--- TASK BRIEF ---
Look below and pull out each line with the word "spatial".

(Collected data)
####

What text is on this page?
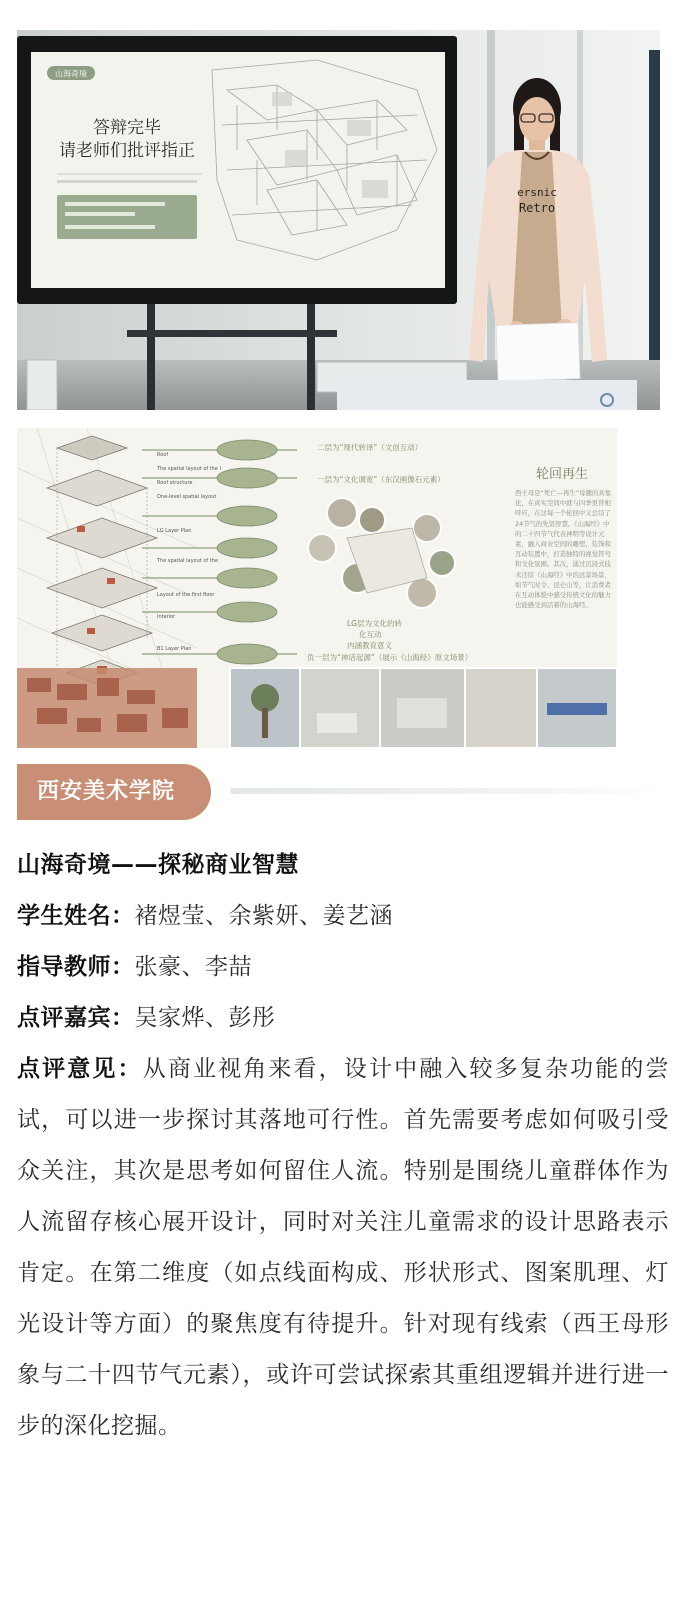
山海奇境
答辩完毕
请老师们批评指正
ersnic
Retro
Roof
The spatial layout of the I
Roof structure
One-level spatial layout
LG Layer Plan
The spatial layout of the
Layout of the first floor
Interior
B1 Layer Plan
二层为“现代转译”（文创互动）
一层为“文化调宽”（东汉画像石元素）
LG层为文化的转
化互动
内涵教育意义
负一层为“神话起源”（展示《山海经》原文场景）
轮回再生
西王母是“死亡—再生”母题的具象化，在真实空间中就与四季更替相呼应，在这每一个轮回中又总结了24节气的先贤智慧。《山海经》中的二十四节气代表神明等设计元素，融入商业空间的雕塑、装饰和互动装置中，打造独特的视觉符号和文化氛围。其次，通过沉浸式技术还原《山海经》中的远景场景，如节气时令、昆仑山等，让消费者在互动体验中感受传统文化的魅力也能感受到活着的山海经。
西安美术学院

山海奇境——探秘商业智慧

学生姓名：褚煜莹、余紫妍、姜艺涵

指导教师：张豪、李喆

点评嘉宾：吴家烨、彭彤

点评意见：从商业视角来看，设计中融入较多复杂功能的尝试，可以进一步探讨其落地可行性。首先需要考虑如何吸引受众关注，其次是思考如何留住人流。特别是围绕儿童群体作为人流留存核心展开设计，同时对关注儿童需求的设计思路表示肯定。在第二维度（如点线面构成、形状形式、图案肌理、灯光设计等方面）的聚焦度有待提升。针对现有线索（西王母形象与二十四节气元素），或许可尝试探索其重组逻辑并进行进一步的深化挖掘。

####

--- ANSWER FOR THE TASK ---
The spatial layout of the I
One-level spatial layout
The spatial layout of the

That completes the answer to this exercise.